Each entry in the listing below should be restated word for word.

## begin

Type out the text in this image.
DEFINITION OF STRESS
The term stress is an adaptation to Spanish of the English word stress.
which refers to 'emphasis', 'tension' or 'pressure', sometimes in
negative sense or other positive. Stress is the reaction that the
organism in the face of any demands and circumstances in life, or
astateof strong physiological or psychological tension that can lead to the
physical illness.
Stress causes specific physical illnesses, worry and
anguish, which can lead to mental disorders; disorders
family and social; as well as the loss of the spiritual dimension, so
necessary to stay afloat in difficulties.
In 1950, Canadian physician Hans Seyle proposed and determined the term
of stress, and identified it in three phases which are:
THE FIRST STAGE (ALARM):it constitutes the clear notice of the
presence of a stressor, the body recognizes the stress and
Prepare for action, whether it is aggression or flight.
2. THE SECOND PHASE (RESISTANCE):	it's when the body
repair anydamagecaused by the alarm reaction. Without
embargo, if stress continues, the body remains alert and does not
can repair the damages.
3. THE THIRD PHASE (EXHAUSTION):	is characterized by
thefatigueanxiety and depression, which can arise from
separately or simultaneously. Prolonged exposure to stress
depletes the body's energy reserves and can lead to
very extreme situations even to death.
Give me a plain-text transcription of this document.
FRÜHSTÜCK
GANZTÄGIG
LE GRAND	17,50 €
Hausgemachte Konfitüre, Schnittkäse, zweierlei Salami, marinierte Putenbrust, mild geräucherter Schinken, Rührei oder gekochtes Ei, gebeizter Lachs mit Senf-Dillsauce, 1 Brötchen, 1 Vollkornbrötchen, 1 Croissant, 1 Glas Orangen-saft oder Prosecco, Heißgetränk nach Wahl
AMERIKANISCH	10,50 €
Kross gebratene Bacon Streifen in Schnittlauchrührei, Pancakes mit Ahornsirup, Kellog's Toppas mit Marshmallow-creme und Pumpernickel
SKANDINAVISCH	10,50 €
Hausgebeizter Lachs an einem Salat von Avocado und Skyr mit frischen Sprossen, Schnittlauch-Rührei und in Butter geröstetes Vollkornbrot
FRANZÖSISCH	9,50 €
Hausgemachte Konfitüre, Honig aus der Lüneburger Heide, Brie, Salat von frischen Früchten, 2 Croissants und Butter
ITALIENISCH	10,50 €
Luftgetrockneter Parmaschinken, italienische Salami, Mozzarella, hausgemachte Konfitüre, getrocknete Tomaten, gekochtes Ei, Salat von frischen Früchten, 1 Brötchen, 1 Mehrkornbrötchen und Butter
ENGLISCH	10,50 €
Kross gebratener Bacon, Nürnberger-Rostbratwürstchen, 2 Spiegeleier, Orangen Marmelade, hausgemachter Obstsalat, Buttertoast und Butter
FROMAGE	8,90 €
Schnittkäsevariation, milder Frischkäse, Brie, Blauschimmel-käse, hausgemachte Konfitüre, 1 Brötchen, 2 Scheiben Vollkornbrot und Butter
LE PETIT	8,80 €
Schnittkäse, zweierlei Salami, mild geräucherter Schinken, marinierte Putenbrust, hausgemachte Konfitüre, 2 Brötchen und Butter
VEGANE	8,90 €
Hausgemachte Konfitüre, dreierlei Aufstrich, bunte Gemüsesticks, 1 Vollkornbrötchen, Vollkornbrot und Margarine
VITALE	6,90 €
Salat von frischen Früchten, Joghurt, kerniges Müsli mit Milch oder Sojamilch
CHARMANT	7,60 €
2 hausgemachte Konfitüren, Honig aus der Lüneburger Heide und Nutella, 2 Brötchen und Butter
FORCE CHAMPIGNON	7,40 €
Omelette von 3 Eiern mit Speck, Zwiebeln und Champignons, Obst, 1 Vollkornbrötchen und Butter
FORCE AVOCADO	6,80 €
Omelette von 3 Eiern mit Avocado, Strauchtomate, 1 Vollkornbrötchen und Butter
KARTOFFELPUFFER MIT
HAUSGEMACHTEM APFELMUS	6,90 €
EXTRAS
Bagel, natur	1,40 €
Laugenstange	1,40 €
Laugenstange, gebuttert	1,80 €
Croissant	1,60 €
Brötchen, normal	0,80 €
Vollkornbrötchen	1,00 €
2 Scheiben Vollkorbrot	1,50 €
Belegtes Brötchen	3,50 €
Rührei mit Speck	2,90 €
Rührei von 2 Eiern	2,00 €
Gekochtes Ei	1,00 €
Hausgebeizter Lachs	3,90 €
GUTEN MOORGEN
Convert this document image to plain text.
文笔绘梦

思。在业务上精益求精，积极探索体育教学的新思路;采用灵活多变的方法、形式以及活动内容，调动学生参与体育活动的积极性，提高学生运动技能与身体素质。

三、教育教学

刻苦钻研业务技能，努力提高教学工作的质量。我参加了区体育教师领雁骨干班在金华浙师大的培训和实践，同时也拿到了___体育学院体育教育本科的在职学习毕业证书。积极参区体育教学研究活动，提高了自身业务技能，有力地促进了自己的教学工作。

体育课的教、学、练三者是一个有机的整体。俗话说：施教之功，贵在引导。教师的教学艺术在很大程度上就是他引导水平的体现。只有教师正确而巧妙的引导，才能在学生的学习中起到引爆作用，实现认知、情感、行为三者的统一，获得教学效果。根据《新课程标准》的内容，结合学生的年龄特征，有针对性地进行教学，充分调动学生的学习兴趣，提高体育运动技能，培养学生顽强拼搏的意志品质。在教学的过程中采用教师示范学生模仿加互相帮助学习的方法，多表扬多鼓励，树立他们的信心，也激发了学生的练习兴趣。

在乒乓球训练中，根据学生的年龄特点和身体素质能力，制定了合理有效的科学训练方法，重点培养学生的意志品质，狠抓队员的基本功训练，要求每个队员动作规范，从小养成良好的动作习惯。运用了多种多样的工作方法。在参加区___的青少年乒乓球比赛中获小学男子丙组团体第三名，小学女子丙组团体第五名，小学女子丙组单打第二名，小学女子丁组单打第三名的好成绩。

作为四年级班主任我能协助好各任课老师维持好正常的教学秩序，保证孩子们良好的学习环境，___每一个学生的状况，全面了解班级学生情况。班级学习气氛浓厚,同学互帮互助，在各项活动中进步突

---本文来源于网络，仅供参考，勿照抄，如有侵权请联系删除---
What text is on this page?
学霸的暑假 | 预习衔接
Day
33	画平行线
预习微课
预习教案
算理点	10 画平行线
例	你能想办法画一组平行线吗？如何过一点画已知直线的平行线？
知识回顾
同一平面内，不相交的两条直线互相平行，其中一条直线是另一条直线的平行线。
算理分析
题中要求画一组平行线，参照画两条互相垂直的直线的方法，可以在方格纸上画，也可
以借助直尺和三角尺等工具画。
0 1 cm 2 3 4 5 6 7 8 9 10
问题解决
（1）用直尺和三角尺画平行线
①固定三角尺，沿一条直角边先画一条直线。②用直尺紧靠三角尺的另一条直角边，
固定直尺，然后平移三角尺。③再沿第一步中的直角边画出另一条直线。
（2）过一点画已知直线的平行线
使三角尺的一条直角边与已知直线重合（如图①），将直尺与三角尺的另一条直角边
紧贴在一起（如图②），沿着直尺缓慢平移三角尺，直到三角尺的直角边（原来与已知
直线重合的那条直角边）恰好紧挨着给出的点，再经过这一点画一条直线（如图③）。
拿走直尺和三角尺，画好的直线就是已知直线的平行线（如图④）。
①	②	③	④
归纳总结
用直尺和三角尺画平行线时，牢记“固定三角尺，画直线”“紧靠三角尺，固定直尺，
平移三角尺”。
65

## end

• [Result of the exercise]:
Type out the text in this image.
DEFINITION OF STRESS
The term stress is an adaptation to Spanish of the English word stress.
which refers to 'emphasis', 'tension' or 'pressure', sometimes in
negative sense or other positive. Stress is the reaction that the
organism in the face of any demands and circumstances in life, or
astateof strong physiological or psychological tension that can lead to the
physical illness.
Stress causes specific physical illnesses, worry and
anguish, which can lead to mental disorders; disorders
family and social; as well as the loss of the spiritual dimension, so
necessary to stay afloat in difficulties.
In 1950, Canadian physician Hans Seyle proposed and determined the term
of stress, and identified it in three phases which are:
THE FIRST STAGE (ALARM):it constitutes the clear notice of the
presence of a stressor, the body recognizes the stress and
Prepare for action, whether it is aggression or flight.
2. THE SECOND PHASE (RESISTANCE):	it's when the body
repair anydamagecaused by the alarm reaction. Without
embargo, if stress continues, the body remains alert and does not
can repair the damages.
3. THE THIRD PHASE (EXHAUSTION):	is characterized by
thefatigueanxiety and depression, which can arise from
separately or simultaneously. Prolonged exposure to stress
depletes the body's energy reserves and can lead to
very extreme situations even to death.
Give me a plain-text transcription of this document.
FRÜHSTÜCK
GANZTÄGIG
LE GRAND	17,50 €
Hausgemachte Konfitüre, Schnittkäse, zweierlei Salami, marinierte Putenbrust, mild geräucherter Schinken, Rührei oder gekochtes Ei, gebeizter Lachs mit Senf-Dillsauce, 1 Brötchen, 1 Vollkornbrötchen, 1 Croissant, 1 Glas Orangen-saft oder Prosecco, Heißgetränk nach Wahl
AMERIKANISCH	10,50 €
Kross gebratene Bacon Streifen in Schnittlauchrührei, Pancakes mit Ahornsirup, Kellog's Toppas mit Marshmallow-creme und Pumpernickel
SKANDINAVISCH	10,50 €
Hausgebeizter Lachs an einem Salat von Avocado und Skyr mit frischen Sprossen, Schnittlauch-Rührei und in Butter geröstetes Vollkornbrot
FRANZÖSISCH	9,50 €
Hausgemachte Konfitüre, Honig aus der Lüneburger Heide, Brie, Salat von frischen Früchten, 2 Croissants und Butter
ITALIENISCH	10,50 €
Luftgetrockneter Parmaschinken, italienische Salami, Mozzarella, hausgemachte Konfitüre, getrocknete Tomaten, gekochtes Ei, Salat von frischen Früchten, 1 Brötchen, 1 Mehrkornbrötchen und Butter
ENGLISCH	10,50 €
Kross gebratener Bacon, Nürnberger-Rostbratwürstchen, 2 Spiegeleier, Orangen Marmelade, hausgemachter Obstsalat, Buttertoast und Butter
FROMAGE	8,90 €
Schnittkäsevariation, milder Frischkäse, Brie, Blauschimmel-käse, hausgemachte Konfitüre, 1 Brötchen, 2 Scheiben Vollkornbrot und Butter
LE PETIT	8,80 €
Schnittkäse, zweierlei Salami, mild geräucherter Schinken, marinierte Putenbrust, hausgemachte Konfitüre, 2 Brötchen und Butter
VEGANE	8,90 €
Hausgemachte Konfitüre, dreierlei Aufstrich, bunte Gemüsesticks, 1 Vollkornbrötchen, Vollkornbrot und Margarine
VITALE	6,90 €
Salat von frischen Früchten, Joghurt, kerniges Müsli mit Milch oder Sojamilch
CHARMANT	7,60 €
2 hausgemachte Konfitüren, Honig aus der Lüneburger Heide und Nutella, 2 Brötchen und Butter
FORCE CHAMPIGNON	7,40 €
Omelette von 3 Eiern mit Speck, Zwiebeln und Champignons, Obst, 1 Vollkornbrötchen und Butter
FORCE AVOCADO	6,80 €
Omelette von 3 Eiern mit Avocado, Strauchtomate, 1 Vollkornbrötchen und Butter
KARTOFFELPUFFER MIT
HAUSGEMACHTEM APFELMUS	6,90 €
EXTRAS
Bagel, natur	1,40 €
Laugenstange	1,40 €
Laugenstange, gebuttert	1,80 €
Croissant	1,60 €
Brötchen, normal	0,80 €
Vollkornbrötchen	1,00 €
2 Scheiben Vollkorbrot	1,50 €
Belegtes Brötchen	3,50 €
Rührei mit Speck	2,90 €
Rührei von 2 Eiern	2,00 €
Gekochtes Ei	1,00 €
Hausgebeizter Lachs	3,90 €
GUTEN MOORGEN
Convert this document image to plain text.
文笔绘梦

思。在业务上精益求精，积极探索体育教学的新思路;采用灵活多变的方法、形式以及活动内容，调动学生参与体育活动的积极性，提高学生运动技能与身体素质。

三、教育教学

刻苦钻研业务技能，努力提高教学工作的质量。我参加了区体育教师领雁骨干班在金华浙师大的培训和实践，同时也拿到了___体育学院体育教育本科的在职学习毕业证书。积极参区体育教学研究活动，提高了自身业务技能，有力地促进了自己的教学工作。

体育课的教、学、练三者是一个有机的整体。俗话说：施教之功，贵在引导。教师的教学艺术在很大程度上就是他引导水平的体现。只有教师正确而巧妙的引导，才能在学生的学习中起到引爆作用，实现认知、情感、行为三者的统一，获得教学效果。根据《新课程标准》的内容，结合学生的年龄特征，有针对性地进行教学，充分调动学生的学习兴趣，提高体育运动技能，培养学生顽强拼搏的意志品质。在教学的过程中采用教师示范学生模仿加互相帮助学习的方法，多表扬多鼓励，树立他们的信心，也激发了学生的练习兴趣。

在乒乓球训练中，根据学生的年龄特点和身体素质能力，制定了合理有效的科学训练方法，重点培养学生的意志品质，狠抓队员的基本功训练，要求每个队员动作规范，从小养成良好的动作习惯。运用了多种多样的工作方法。在参加区___的青少年乒乓球比赛中获小学男子丙组团体第三名，小学女子丙组团体第五名，小学女子丙组单打第二名，小学女子丁组单打第三名的好成绩。

作为四年级班主任我能协助好各任课老师维持好正常的教学秩序，保证孩子们良好的学习环境，___每一个学生的状况，全面了解班级学生情况。班级学习气氛浓厚,同学互帮互助，在各项活动中进步突

---本文来源于网络，仅供参考，勿照抄，如有侵权请联系删除---
What text is on this page?
学霸的暑假 | 预习衔接
Day
33	画平行线
预习微课
预习教案
算理点	10 画平行线
例	你能想办法画一组平行线吗？如何过一点画已知直线的平行线？
知识回顾
同一平面内，不相交的两条直线互相平行，其中一条直线是另一条直线的平行线。
算理分析
题中要求画一组平行线，参照画两条互相垂直的直线的方法，可以在方格纸上画，也可
以借助直尺和三角尺等工具画。
0 1 cm 2 3 4 5 6 7 8 9 10
问题解决
（1）用直尺和三角尺画平行线
①固定三角尺，沿一条直角边先画一条直线。②用直尺紧靠三角尺的另一条直角边，
固定直尺，然后平移三角尺。③再沿第一步中的直角边画出另一条直线。
（2）过一点画已知直线的平行线
使三角尺的一条直角边与已知直线重合（如图①），将直尺与三角尺的另一条直角边
紧贴在一起（如图②），沿着直尺缓慢平移三角尺，直到三角尺的直角边（原来与已知
直线重合的那条直角边）恰好紧挨着给出的点，再经过这一点画一条直线（如图③）。
拿走直尺和三角尺，画好的直线就是已知直线的平行线（如图④）。
①	②	③	④
归纳总结
用直尺和三角尺画平行线时，牢记“固定三角尺，画直线”“紧靠三角尺，固定直尺，
平移三角尺”。
65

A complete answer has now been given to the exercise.